* What this task involves *
Report the count of lines holding "label" in the records, with no other words.

__________________________________________________

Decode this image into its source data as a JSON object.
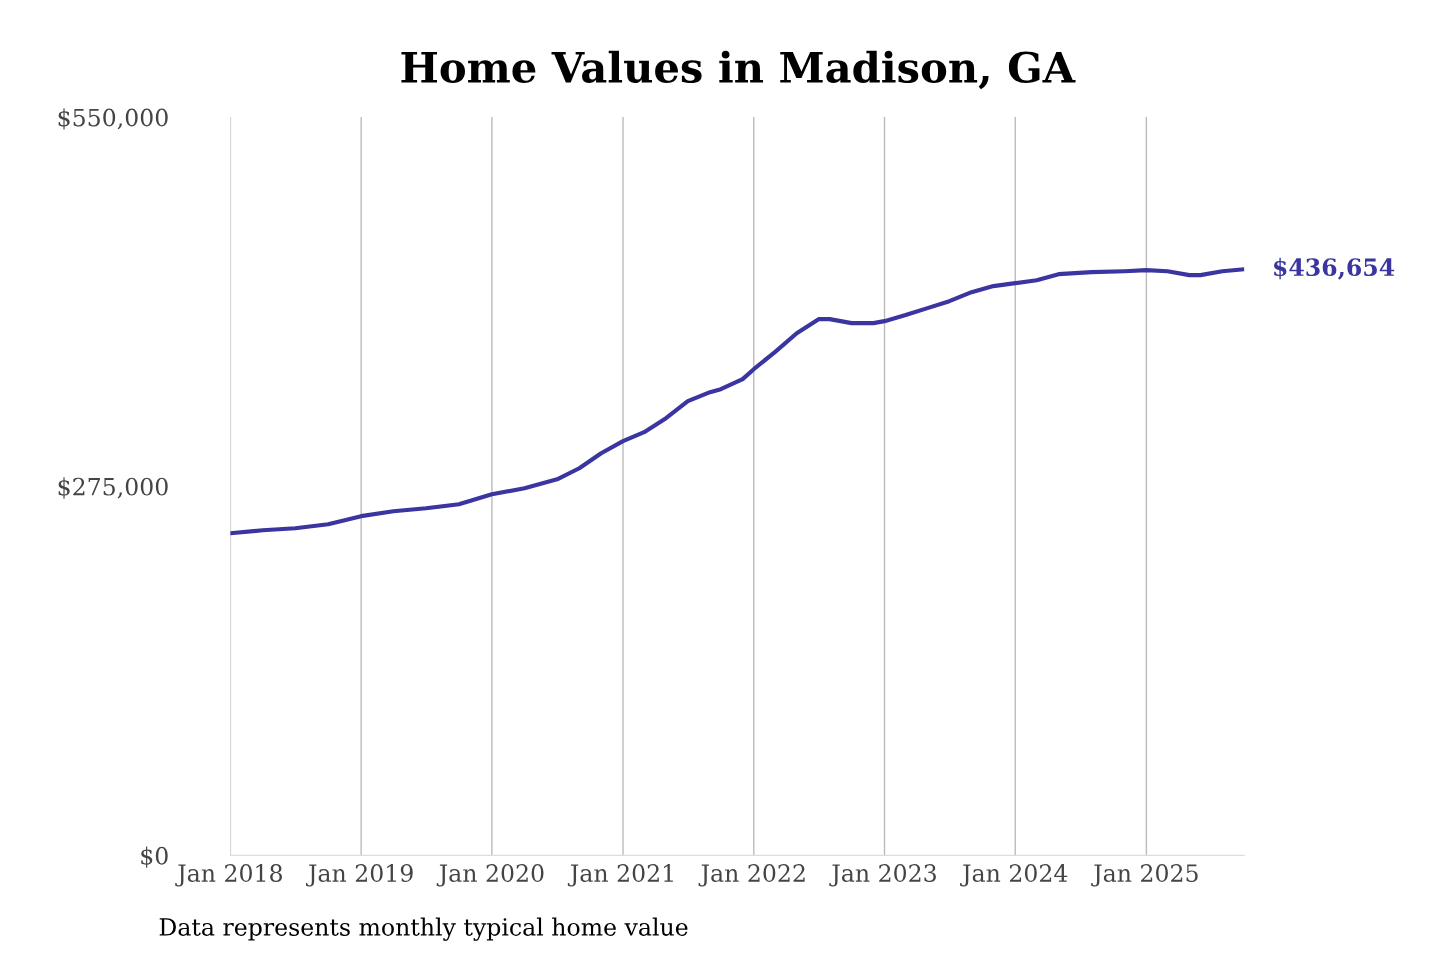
{
  "chart_data": {
    "type": "line",
    "title": "Home Values in Madison, GA",
    "x": [
      "2018-01",
      "2018-04",
      "2018-07",
      "2018-10",
      "2019-01",
      "2019-04",
      "2019-07",
      "2019-10",
      "2020-01",
      "2020-04",
      "2020-07",
      "2020-09",
      "2020-11",
      "2021-01",
      "2021-03",
      "2021-05",
      "2021-07",
      "2021-09",
      "2021-10",
      "2021-12",
      "2022-01",
      "2022-03",
      "2022-05",
      "2022-07",
      "2022-08",
      "2022-10",
      "2022-12",
      "2023-01",
      "2023-03",
      "2023-05",
      "2023-07",
      "2023-09",
      "2023-11",
      "2024-01",
      "2024-03",
      "2024-05",
      "2024-08",
      "2024-11",
      "2025-01",
      "2025-03",
      "2025-05",
      "2025-06",
      "2025-08",
      "2025-10"
    ],
    "series": [
      {
        "color": "#3a35a0",
        "values": [
          240000,
          242200,
          243700,
          246700,
          252700,
          256400,
          258600,
          261600,
          269000,
          273500,
          280200,
          288400,
          299600,
          308600,
          315300,
          325700,
          338400,
          345100,
          347300,
          354800,
          362200,
          374900,
          389000,
          399500,
          399500,
          396500,
          396500,
          398000,
          402500,
          407700,
          412900,
          419600,
          424100,
          426300,
          428500,
          433000,
          434500,
          435200,
          436000,
          435200,
          432300,
          432300,
          435200,
          436654
        ]
      }
    ],
    "xticks": [
      {
        "value": "2018-01",
        "label": "Jan 2018"
      },
      {
        "value": "2019-01",
        "label": "Jan 2019"
      },
      {
        "value": "2020-01",
        "label": "Jan 2020"
      },
      {
        "value": "2021-01",
        "label": "Jan 2021"
      },
      {
        "value": "2022-01",
        "label": "Jan 2022"
      },
      {
        "value": "2023-01",
        "label": "Jan 2023"
      },
      {
        "value": "2024-01",
        "label": "Jan 2024"
      },
      {
        "value": "2025-01",
        "label": "Jan 2025"
      }
    ],
    "ylim": [
      0,
      550000
    ],
    "yticks": [
      {
        "value": 0,
        "label": "$0"
      },
      {
        "value": 275000,
        "label": "$275,000"
      },
      {
        "value": 550000,
        "label": "$550,000"
      }
    ],
    "xlim": [
      "2018-01",
      "2025-10"
    ],
    "grid": "x",
    "marker": "none",
    "line_style": "solid",
    "annotations": [
      {
        "text": "$436,654",
        "x": "2025-10",
        "y": 436654
      },
      "Data represents monthly typical home value"
    ]
  }
}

__________________________________________________

* Exercise answer *
11